• **WHAT NEEDS TO BE DONE**: Output each line of the material exactly as it stands.

• **SUPPLIED DATA**:
— begin —

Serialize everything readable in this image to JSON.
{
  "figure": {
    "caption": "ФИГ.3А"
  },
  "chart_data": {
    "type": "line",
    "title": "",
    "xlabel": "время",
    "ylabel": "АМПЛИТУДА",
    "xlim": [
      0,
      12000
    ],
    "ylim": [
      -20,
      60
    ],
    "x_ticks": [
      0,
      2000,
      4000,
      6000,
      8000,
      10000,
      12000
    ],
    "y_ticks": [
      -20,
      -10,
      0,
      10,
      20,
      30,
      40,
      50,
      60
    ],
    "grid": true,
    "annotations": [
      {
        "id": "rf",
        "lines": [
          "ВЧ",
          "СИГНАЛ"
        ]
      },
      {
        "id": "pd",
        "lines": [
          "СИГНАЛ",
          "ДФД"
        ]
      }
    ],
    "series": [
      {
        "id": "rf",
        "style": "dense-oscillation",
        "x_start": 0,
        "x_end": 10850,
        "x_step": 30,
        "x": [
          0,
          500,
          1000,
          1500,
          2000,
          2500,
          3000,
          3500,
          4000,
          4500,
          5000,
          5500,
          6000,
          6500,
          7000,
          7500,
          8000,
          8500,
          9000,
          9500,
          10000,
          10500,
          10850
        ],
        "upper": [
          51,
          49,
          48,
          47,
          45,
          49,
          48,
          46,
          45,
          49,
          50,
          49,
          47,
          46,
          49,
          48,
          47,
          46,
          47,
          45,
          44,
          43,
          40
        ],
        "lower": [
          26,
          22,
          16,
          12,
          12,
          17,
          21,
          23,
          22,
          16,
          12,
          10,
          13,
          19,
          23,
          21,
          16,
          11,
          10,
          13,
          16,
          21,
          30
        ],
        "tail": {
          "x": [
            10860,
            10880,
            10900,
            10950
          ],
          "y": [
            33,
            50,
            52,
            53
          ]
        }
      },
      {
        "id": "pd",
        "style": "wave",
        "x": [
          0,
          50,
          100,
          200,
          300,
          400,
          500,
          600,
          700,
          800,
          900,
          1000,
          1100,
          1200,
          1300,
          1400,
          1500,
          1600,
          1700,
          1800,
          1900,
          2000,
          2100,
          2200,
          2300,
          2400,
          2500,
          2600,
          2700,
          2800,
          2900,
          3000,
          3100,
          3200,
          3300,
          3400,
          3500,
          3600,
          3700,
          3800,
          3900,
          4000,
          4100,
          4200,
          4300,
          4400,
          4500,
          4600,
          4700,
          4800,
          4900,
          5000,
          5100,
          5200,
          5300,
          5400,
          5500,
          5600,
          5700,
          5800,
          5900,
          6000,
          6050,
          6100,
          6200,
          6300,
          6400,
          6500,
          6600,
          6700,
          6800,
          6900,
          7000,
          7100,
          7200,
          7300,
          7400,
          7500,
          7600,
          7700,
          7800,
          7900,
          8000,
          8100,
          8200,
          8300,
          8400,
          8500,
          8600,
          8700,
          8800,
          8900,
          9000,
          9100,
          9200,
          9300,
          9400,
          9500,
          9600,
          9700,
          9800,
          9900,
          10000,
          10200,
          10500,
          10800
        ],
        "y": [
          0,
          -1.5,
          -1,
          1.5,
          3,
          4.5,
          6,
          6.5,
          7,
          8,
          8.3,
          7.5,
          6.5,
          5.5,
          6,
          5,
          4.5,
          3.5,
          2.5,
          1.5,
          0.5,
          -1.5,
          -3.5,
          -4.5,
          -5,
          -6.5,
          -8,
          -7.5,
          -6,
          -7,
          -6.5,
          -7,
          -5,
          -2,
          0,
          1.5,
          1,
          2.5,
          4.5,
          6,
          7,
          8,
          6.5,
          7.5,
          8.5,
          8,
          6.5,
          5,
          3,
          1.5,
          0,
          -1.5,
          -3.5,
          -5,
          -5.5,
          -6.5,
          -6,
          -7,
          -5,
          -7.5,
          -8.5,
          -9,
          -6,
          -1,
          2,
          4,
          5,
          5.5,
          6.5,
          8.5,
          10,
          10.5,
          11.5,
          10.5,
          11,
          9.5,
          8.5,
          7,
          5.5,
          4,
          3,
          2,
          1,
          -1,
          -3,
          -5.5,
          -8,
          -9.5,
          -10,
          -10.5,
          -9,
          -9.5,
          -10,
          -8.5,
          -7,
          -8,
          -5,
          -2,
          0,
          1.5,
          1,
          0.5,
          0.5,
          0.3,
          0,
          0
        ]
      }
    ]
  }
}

— end —

• **RESULT**:
Serialize everything readable in this image to JSON.
{
  "figure": {
    "caption": "ФИГ.3А"
  },
  "chart_data": {
    "type": "line",
    "title": "",
    "xlabel": "время",
    "ylabel": "АМПЛИТУДА",
    "xlim": [
      0,
      12000
    ],
    "ylim": [
      -20,
      60
    ],
    "x_ticks": [
      0,
      2000,
      4000,
      6000,
      8000,
      10000,
      12000
    ],
    "y_ticks": [
      -20,
      -10,
      0,
      10,
      20,
      30,
      40,
      50,
      60
    ],
    "grid": true,
    "annotations": [
      {
        "id": "rf",
        "lines": [
          "ВЧ",
          "СИГНАЛ"
        ]
      },
      {
        "id": "pd",
        "lines": [
          "СИГНАЛ",
          "ДФД"
        ]
      }
    ],
    "series": [
      {
        "id": "rf",
        "style": "dense-oscillation",
        "x_start": 0,
        "x_end": 10850,
        "x_step": 30,
        "x": [
          0,
          500,
          1000,
          1500,
          2000,
          2500,
          3000,
          3500,
          4000,
          4500,
          5000,
          5500,
          6000,
          6500,
          7000,
          7500,
          8000,
          8500,
          9000,
          9500,
          10000,
          10500,
          10850
        ],
        "upper": [
          51,
          49,
          48,
          47,
          45,
          49,
          48,
          46,
          45,
          49,
          50,
          49,
          47,
          46,
          49,
          48,
          47,
          46,
          47,
          45,
          44,
          43,
          40
        ],
        "lower": [
          26,
          22,
          16,
          12,
          12,
          17,
          21,
          23,
          22,
          16,
          12,
          10,
          13,
          19,
          23,
          21,
          16,
          11,
          10,
          13,
          16,
          21,
          30
        ],
        "tail": {
          "x": [
            10860,
            10880,
            10900,
            10950
          ],
          "y": [
            33,
            50,
            52,
            53
          ]
        }
      },
      {
        "id": "pd",
        "style": "wave",
        "x": [
          0,
          50,
          100,
          200,
          300,
          400,
          500,
          600,
          700,
          800,
          900,
          1000,
          1100,
          1200,
          1300,
          1400,
          1500,
          1600,
          1700,
          1800,
          1900,
          2000,
          2100,
          2200,
          2300,
          2400,
          2500,
          2600,
          2700,
          2800,
          2900,
          3000,
          3100,
          3200,
          3300,
          3400,
          3500,
          3600,
          3700,
          3800,
          3900,
          4000,
          4100,
          4200,
          4300,
          4400,
          4500,
          4600,
          4700,
          4800,
          4900,
          5000,
          5100,
          5200,
          5300,
          5400,
          5500,
          5600,
          5700,
          5800,
          5900,
          6000,
          6050,
          6100,
          6200,
          6300,
          6400,
          6500,
          6600,
          6700,
          6800,
          6900,
          7000,
          7100,
          7200,
          7300,
          7400,
          7500,
          7600,
          7700,
          7800,
          7900,
          8000,
          8100,
          8200,
          8300,
          8400,
          8500,
          8600,
          8700,
          8800,
          8900,
          9000,
          9100,
          9200,
          9300,
          9400,
          9500,
          9600,
          9700,
          9800,
          9900,
          10000,
          10200,
          10500,
          10800
        ],
        "y": [
          0,
          -1.5,
          -1,
          1.5,
          3,
          4.5,
          6,
          6.5,
          7,
          8,
          8.3,
          7.5,
          6.5,
          5.5,
          6,
          5,
          4.5,
          3.5,
          2.5,
          1.5,
          0.5,
          -1.5,
          -3.5,
          -4.5,
          -5,
          -6.5,
          -8,
          -7.5,
          -6,
          -7,
          -6.5,
          -7,
          -5,
          -2,
          0,
          1.5,
          1,
          2.5,
          4.5,
          6,
          7,
          8,
          6.5,
          7.5,
          8.5,
          8,
          6.5,
          5,
          3,
          1.5,
          0,
          -1.5,
          -3.5,
          -5,
          -5.5,
          -6.5,
          -6,
          -7,
          -5,
          -7.5,
          -8.5,
          -9,
          -6,
          -1,
          2,
          4,
          5,
          5.5,
          6.5,
          8.5,
          10,
          10.5,
          11.5,
          10.5,
          11,
          9.5,
          8.5,
          7,
          5.5,
          4,
          3,
          2,
          1,
          -1,
          -3,
          -5.5,
          -8,
          -9.5,
          -10,
          -10.5,
          -9,
          -9.5,
          -10,
          -8.5,
          -7,
          -8,
          -5,
          -2,
          0,
          1.5,
          1,
          0.5,
          0.5,
          0.3,
          0,
          0
        ]
      }
    ]
  }
}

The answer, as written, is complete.